**The records**

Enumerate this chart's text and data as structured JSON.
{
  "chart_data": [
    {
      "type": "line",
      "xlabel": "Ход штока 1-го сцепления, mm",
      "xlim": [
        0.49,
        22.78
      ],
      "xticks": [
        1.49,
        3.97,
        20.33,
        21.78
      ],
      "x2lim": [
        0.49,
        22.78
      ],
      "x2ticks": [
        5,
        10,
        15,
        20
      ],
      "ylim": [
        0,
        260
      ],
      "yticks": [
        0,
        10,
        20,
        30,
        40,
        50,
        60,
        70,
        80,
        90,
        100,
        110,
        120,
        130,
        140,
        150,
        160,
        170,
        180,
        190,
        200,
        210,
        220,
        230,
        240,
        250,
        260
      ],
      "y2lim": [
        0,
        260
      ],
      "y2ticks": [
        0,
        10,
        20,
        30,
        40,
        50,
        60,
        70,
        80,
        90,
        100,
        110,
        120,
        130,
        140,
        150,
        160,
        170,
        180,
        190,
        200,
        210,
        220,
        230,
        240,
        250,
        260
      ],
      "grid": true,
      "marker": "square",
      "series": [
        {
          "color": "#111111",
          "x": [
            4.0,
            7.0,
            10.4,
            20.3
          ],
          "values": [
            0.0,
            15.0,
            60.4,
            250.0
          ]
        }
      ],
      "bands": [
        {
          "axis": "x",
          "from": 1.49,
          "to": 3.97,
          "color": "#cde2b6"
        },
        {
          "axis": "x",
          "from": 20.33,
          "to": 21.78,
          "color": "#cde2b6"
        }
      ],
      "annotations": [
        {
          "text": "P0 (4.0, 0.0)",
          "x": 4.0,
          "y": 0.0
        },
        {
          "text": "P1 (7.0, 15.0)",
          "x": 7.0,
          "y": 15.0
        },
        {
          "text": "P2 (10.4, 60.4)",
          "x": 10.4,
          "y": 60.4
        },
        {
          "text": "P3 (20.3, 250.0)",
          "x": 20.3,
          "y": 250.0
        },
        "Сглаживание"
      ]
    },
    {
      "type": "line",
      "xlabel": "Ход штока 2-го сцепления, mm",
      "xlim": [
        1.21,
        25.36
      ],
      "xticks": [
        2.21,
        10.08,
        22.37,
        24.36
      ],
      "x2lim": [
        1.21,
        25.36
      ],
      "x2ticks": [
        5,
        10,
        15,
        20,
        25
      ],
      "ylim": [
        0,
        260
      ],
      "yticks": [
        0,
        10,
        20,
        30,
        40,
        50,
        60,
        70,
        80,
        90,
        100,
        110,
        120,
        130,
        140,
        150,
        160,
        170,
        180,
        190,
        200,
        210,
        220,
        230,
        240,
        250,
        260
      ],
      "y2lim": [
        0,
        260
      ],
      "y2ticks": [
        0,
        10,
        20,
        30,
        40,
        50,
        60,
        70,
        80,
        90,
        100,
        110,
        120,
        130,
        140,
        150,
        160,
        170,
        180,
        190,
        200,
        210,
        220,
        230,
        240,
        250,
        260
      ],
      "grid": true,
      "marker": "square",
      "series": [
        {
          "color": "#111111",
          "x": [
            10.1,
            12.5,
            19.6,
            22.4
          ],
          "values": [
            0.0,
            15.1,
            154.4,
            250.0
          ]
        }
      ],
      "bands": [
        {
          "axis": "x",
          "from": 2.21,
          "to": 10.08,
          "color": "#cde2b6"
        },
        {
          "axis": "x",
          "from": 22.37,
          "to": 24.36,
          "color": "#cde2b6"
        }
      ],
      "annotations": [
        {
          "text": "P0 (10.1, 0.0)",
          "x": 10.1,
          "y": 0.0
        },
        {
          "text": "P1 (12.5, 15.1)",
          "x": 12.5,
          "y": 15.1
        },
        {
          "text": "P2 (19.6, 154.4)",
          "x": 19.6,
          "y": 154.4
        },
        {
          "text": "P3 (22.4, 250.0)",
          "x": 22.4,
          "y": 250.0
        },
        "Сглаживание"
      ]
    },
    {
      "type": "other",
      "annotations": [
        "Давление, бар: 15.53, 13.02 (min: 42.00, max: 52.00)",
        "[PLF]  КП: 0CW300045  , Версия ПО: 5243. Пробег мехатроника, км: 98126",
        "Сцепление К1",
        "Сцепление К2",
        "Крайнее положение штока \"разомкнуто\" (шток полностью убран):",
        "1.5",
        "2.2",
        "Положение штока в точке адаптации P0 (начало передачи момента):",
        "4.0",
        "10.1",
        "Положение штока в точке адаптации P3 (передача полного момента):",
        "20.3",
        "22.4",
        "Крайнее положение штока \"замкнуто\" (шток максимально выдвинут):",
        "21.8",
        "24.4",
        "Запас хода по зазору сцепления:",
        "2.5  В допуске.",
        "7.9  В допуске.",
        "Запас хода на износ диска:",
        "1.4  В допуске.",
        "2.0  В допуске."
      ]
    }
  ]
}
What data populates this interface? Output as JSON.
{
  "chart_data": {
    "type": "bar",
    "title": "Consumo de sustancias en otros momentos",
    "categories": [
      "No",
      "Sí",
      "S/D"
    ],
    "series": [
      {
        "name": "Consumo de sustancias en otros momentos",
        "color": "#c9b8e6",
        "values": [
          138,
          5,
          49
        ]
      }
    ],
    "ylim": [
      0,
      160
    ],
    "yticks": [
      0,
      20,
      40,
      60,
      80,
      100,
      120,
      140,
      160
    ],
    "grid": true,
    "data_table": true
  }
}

**Written problem**
Scan the material above. Copy each line where "штока" occurs.

**Task output**
      "xlabel": "Ход штока 1-го сцепления, mm",
      "xlabel": "Ход штока 2-го сцепления, mm",
        "Крайнее положение штока \"разомкнуто\" (шток полностью убран):",
        "Положение штока в точке адаптации P0 (начало передачи момента):",
        "Положение штока в точке адаптации P3 (передача полного момента):",
        "Крайнее положение штока \"замкнуто\" (шток максимально выдвинут):",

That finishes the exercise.